SET PROBLEM – Reply with one number: the count of lines in the data that hold the string "Users".

EXTRACTED ENTRIES –

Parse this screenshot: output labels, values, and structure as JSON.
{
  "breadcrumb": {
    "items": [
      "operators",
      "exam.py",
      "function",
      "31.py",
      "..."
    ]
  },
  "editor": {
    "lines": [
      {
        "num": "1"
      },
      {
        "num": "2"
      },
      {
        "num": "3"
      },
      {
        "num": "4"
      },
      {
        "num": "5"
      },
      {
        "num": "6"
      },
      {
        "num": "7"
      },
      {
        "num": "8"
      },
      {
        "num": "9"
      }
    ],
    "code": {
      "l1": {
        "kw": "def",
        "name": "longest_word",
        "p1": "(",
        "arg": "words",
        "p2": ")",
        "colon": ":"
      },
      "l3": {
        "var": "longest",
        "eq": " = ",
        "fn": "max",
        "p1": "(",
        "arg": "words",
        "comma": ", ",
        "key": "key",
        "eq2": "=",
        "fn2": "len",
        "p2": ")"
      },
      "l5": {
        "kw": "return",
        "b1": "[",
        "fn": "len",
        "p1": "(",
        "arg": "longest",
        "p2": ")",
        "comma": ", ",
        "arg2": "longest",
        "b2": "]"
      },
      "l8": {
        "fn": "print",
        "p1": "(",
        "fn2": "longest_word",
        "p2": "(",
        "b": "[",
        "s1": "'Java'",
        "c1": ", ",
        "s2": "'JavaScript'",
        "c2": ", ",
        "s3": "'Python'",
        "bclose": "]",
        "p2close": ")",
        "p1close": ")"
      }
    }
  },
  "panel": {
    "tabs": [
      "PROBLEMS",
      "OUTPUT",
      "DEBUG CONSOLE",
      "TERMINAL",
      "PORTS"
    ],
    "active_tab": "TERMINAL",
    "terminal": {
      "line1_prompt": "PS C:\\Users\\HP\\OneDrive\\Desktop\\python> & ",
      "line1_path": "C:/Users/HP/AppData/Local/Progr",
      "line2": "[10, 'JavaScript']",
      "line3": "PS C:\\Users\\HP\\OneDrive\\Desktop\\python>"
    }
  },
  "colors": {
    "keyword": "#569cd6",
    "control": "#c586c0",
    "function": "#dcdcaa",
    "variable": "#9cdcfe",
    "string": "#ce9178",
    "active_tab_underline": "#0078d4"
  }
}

EXERCISE OUTPUT – 3